# Problem details
Search the material for "Основание" and show all lines that contain it.

# Extracted information
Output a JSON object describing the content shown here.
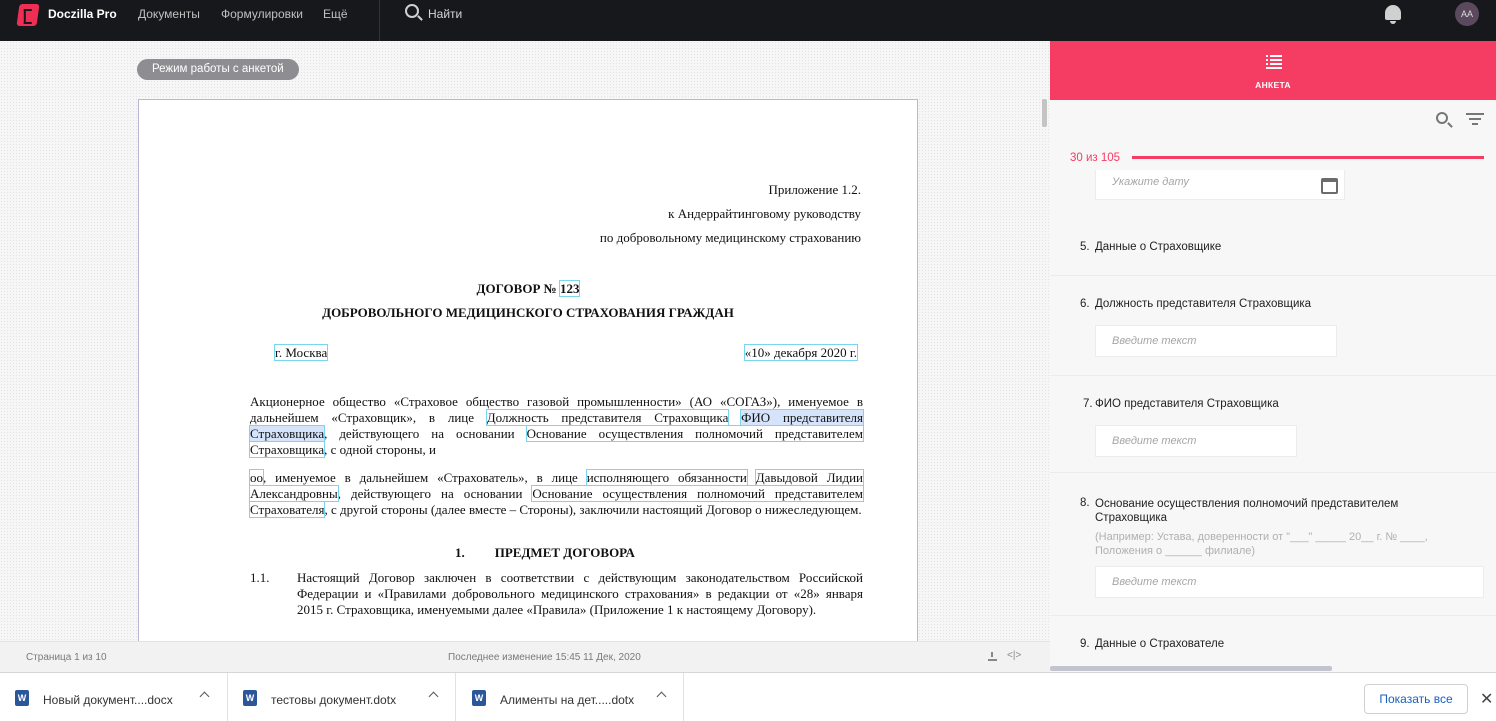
{
  "app": {
    "brand": "Doczilla Pro",
    "nav": [
      "Документы",
      "Формулировки",
      "Ещё"
    ],
    "search_label": "Найти",
    "avatar": "AA",
    "accent": "#f53c62"
  },
  "editor": {
    "mode_label": "Режим работы с анкетой",
    "header_lines": [
      "Приложение 1.2.",
      "к Андеррайтинговому руководству",
      "по добровольному медицинскому страхованию"
    ],
    "title_prefix": "ДОГОВОР № ",
    "title_number": "123",
    "subtitle": "ДОБРОВОЛЬНОГО МЕДИЦИНСКОГО СТРАХОВАНИЯ ГРАЖДАН",
    "city": "г. Москва",
    "date": "«10» декабря 2020 г.",
    "p1": {
      "t1": "Акционерное общество «Страховое общество газовой промышленности» (АО «СОГАЗ»), именуемое в дальнейшем «Страховщик», в лице ",
      "f1": "Должность представителя Страховщика",
      "t2": " ",
      "f2": "ФИО представителя Страховщика",
      "t3": ", действующего на основании ",
      "f3": "Основание осуществления полномочий представителем Страховщика",
      "t4": ", с одной стороны, и"
    },
    "p2": {
      "f1": "оо",
      "t1": ", именуемое в дальнейшем «Страхователь», в лице ",
      "f2": "исполняющего обязанности",
      "t2": " ",
      "f3": "Давыдовой Лидии Александровны",
      "t3": ", действующего на основании ",
      "f4": "Основание осуществления полномочий представителем Страхователя",
      "t4": ", с другой стороны (далее вместе – Стороны), заключили настоящий Договор о нижеследующем."
    },
    "section_num": "1.",
    "section_title": "ПРЕДМЕТ ДОГОВОРА",
    "clause_num": "1.1.",
    "clause_text": "Настоящий Договор заключен в соответствии с действующим законодательством Российской Федерации и «Правилами добровольного медицинского страхования» в редакции от «28» января 2015 г. Страховщика, именуемыми далее «Правила» (Приложение 1 к настоящему Договору).",
    "status_page": "Страница 1 из 10",
    "status_modified": "Последнее изменение 15:45 11 Дек, 2020",
    "status_code": "<|>"
  },
  "panel": {
    "tab_label": "АНКЕТА",
    "progress_text": "30 из 105",
    "progress": 1.0,
    "date_placeholder": "Укажите дату",
    "questions": [
      {
        "num": "5.",
        "label": "Данные о Страховщике"
      },
      {
        "num": "6.",
        "label": "Должность представителя Страховщика",
        "placeholder": "Введите текст"
      },
      {
        "num": "7.",
        "label": "ФИО представителя Страховщика",
        "placeholder": "Введите текст"
      },
      {
        "num": "8.",
        "label": "Основание осуществления полномочий представителем Страховщика",
        "hint": "(Например: Устава, доверенности от \"___\" _____ 20__ г. № ____, Положения о ______ филиале)",
        "placeholder": "Введите текст"
      },
      {
        "num": "9.",
        "label": "Данные о Страхователе"
      }
    ]
  },
  "downloads": {
    "items": [
      "Новый документ....docx",
      "тестовы документ.dotx",
      "Алименты на дет.....dotx"
    ],
    "word_icon": "W",
    "show_all": "Показать все",
    "close": "✕"
  }
}
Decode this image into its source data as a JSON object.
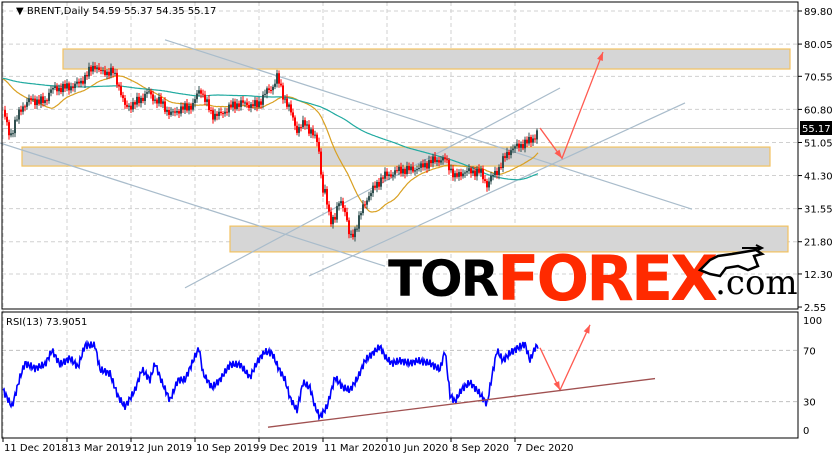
{
  "chart_data": {
    "type": "candlestick",
    "symbol": "BRENT",
    "timeframe": "Daily",
    "header": {
      "symbol_tf": "BRENT,Daily",
      "open": "54.59",
      "high": "55.37",
      "low": "54.35",
      "close": "55.17"
    },
    "current_price": 55.17,
    "current_price_label": "55.17",
    "price_axis": {
      "ticks": [
        "89.80",
        "80.05",
        "70.55",
        "60.80",
        "51.05",
        "41.30",
        "31.55",
        "21.80",
        "12.30",
        "2.55"
      ],
      "range": [
        2.55,
        89.8
      ]
    },
    "x_axis": {
      "ticks": [
        "11 Dec 2018",
        "13 Mar 2019",
        "12 Jun 2019",
        "10 Sep 2019",
        "9 Dec 2019",
        "11 Mar 2020",
        "10 Jun 2020",
        "8 Sep 2020",
        "7 Dec 2020"
      ],
      "bars_per_tick": 64
    },
    "close_path": [
      [
        0,
        60.6
      ],
      [
        7,
        52.7
      ],
      [
        12,
        56.8
      ],
      [
        19,
        61.5
      ],
      [
        27,
        63.6
      ],
      [
        42,
        63.0
      ],
      [
        47,
        66.5
      ],
      [
        57,
        67.1
      ],
      [
        67,
        67.4
      ],
      [
        77,
        68.6
      ],
      [
        85,
        71.5
      ],
      [
        92,
        73.9
      ],
      [
        97,
        71.8
      ],
      [
        110,
        71.8
      ],
      [
        115,
        68.6
      ],
      [
        122,
        61.5
      ],
      [
        129,
        62.1
      ],
      [
        137,
        63.6
      ],
      [
        145,
        65.9
      ],
      [
        152,
        63.6
      ],
      [
        159,
        62.7
      ],
      [
        167,
        59.2
      ],
      [
        175,
        60.6
      ],
      [
        182,
        61.2
      ],
      [
        190,
        62.1
      ],
      [
        197,
        67.1
      ],
      [
        202,
        63.6
      ],
      [
        209,
        59.2
      ],
      [
        217,
        59.2
      ],
      [
        227,
        61.5
      ],
      [
        237,
        62.7
      ],
      [
        247,
        62.1
      ],
      [
        255,
        62.1
      ],
      [
        262,
        65.6
      ],
      [
        269,
        67.1
      ],
      [
        274,
        70.4
      ],
      [
        280,
        65.0
      ],
      [
        287,
        60.6
      ],
      [
        294,
        54.7
      ],
      [
        302,
        56.8
      ],
      [
        309,
        53.8
      ],
      [
        315,
        50.9
      ],
      [
        317,
        46.8
      ],
      [
        319,
        37.0
      ],
      [
        322,
        36.2
      ],
      [
        327,
        28.2
      ],
      [
        332,
        29.1
      ],
      [
        337,
        34.1
      ],
      [
        342,
        31.2
      ],
      [
        347,
        22.3
      ],
      [
        352,
        25.3
      ],
      [
        359,
        31.2
      ],
      [
        365,
        35.1
      ],
      [
        372,
        38.0
      ],
      [
        380,
        41.0
      ],
      [
        387,
        41.6
      ],
      [
        397,
        43.0
      ],
      [
        407,
        43.0
      ],
      [
        417,
        43.6
      ],
      [
        427,
        45.4
      ],
      [
        437,
        46.0
      ],
      [
        442,
        46.0
      ],
      [
        447,
        43.6
      ],
      [
        452,
        40.7
      ],
      [
        459,
        42.2
      ],
      [
        467,
        42.5
      ],
      [
        477,
        42.5
      ],
      [
        484,
        38.6
      ],
      [
        489,
        41.0
      ],
      [
        497,
        43.8
      ],
      [
        502,
        46.8
      ],
      [
        507,
        48.8
      ],
      [
        517,
        50.3
      ],
      [
        525,
        51.2
      ],
      [
        532,
        52.7
      ],
      [
        535,
        55.17
      ]
    ],
    "moving_averages": [
      {
        "name": "MA fast",
        "period": 50,
        "color": "#d9a021"
      },
      {
        "name": "MA slow",
        "period": 200,
        "color": "#20aaa0"
      }
    ],
    "zones": [
      {
        "name": "resistance-zone",
        "price": [
          72.7,
          78.6
        ],
        "bars": [
          60,
          787
        ]
      },
      {
        "name": "pivot-zone",
        "price": [
          44.1,
          49.7
        ],
        "bars": [
          19,
          767
        ]
      },
      {
        "name": "support-zone",
        "price": [
          18.8,
          26.4
        ],
        "bars": [
          227,
          785
        ]
      }
    ],
    "trendlines": [
      [
        [
          -3,
          50.9
        ],
        [
          382,
          14.6
        ]
      ],
      [
        [
          162,
          81.3
        ],
        [
          689,
          31.4
        ]
      ],
      [
        [
          182,
          8.2
        ],
        [
          557,
          67.1
        ]
      ],
      [
        [
          306,
          11.7
        ],
        [
          682,
          62.7
        ]
      ]
    ],
    "forecast_arrow": [
      [
        537,
        55.3
      ],
      [
        559,
        46.4
      ],
      [
        600,
        77.7
      ]
    ],
    "rsi": {
      "label": "RSI(13) 73.9051",
      "ticks": [
        "100",
        "70",
        "30",
        "0"
      ],
      "levels": [
        70,
        30
      ],
      "values": [
        [
          0,
          39
        ],
        [
          9,
          26
        ],
        [
          17,
          49
        ],
        [
          22,
          60
        ],
        [
          32,
          56
        ],
        [
          42,
          59
        ],
        [
          49,
          70
        ],
        [
          57,
          59
        ],
        [
          67,
          64
        ],
        [
          75,
          57
        ],
        [
          82,
          74
        ],
        [
          92,
          74
        ],
        [
          97,
          55
        ],
        [
          107,
          52
        ],
        [
          115,
          34
        ],
        [
          122,
          26
        ],
        [
          132,
          39
        ],
        [
          139,
          55
        ],
        [
          147,
          47
        ],
        [
          152,
          60
        ],
        [
          159,
          45
        ],
        [
          167,
          31
        ],
        [
          175,
          47
        ],
        [
          182,
          47
        ],
        [
          189,
          60
        ],
        [
          196,
          72
        ],
        [
          200,
          52
        ],
        [
          209,
          41
        ],
        [
          217,
          47
        ],
        [
          227,
          59
        ],
        [
          237,
          59
        ],
        [
          247,
          49
        ],
        [
          255,
          62
        ],
        [
          262,
          69
        ],
        [
          269,
          68
        ],
        [
          275,
          57
        ],
        [
          282,
          47
        ],
        [
          287,
          33
        ],
        [
          294,
          23
        ],
        [
          300,
          45
        ],
        [
          307,
          41
        ],
        [
          312,
          26
        ],
        [
          317,
          18
        ],
        [
          324,
          26
        ],
        [
          332,
          49
        ],
        [
          340,
          41
        ],
        [
          347,
          39
        ],
        [
          355,
          49
        ],
        [
          362,
          62
        ],
        [
          370,
          68
        ],
        [
          377,
          73
        ],
        [
          383,
          64
        ],
        [
          389,
          60
        ],
        [
          397,
          62
        ],
        [
          407,
          60
        ],
        [
          415,
          62
        ],
        [
          427,
          60
        ],
        [
          437,
          55
        ],
        [
          442,
          70
        ],
        [
          447,
          35
        ],
        [
          452,
          30
        ],
        [
          459,
          40
        ],
        [
          467,
          45
        ],
        [
          475,
          38
        ],
        [
          484,
          28
        ],
        [
          489,
          50
        ],
        [
          494,
          70
        ],
        [
          500,
          62
        ],
        [
          507,
          68
        ],
        [
          515,
          72
        ],
        [
          522,
          75
        ],
        [
          527,
          62
        ],
        [
          532,
          72
        ],
        [
          535,
          73.9
        ]
      ],
      "trendline": [
        [
          265,
          10
        ],
        [
          652,
          48
        ]
      ],
      "forecast_arrow": [
        [
          537,
          72
        ],
        [
          557,
          39
        ],
        [
          587,
          90
        ]
      ]
    },
    "colors": {
      "bull": "#2f4f4f",
      "bear": "#ff0000",
      "rsi": "#0000ff",
      "trendline": "#a9bccb",
      "arrow": "#ff5a50",
      "rsi_trend": "#a05050",
      "zone_fill": "#d6d6d6",
      "zone_border": "#f2c260"
    }
  },
  "logo": {
    "tor": "TOR",
    "forex": "FOREX",
    "com": ".com"
  }
}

# Response
      "f3": "Основание осуществления полномочий представителем Страховщика",
      "f4": "Основание осуществления полномочий представителем Страхователя",
        "label": "Основание осуществления полномочий представителем Страховщика",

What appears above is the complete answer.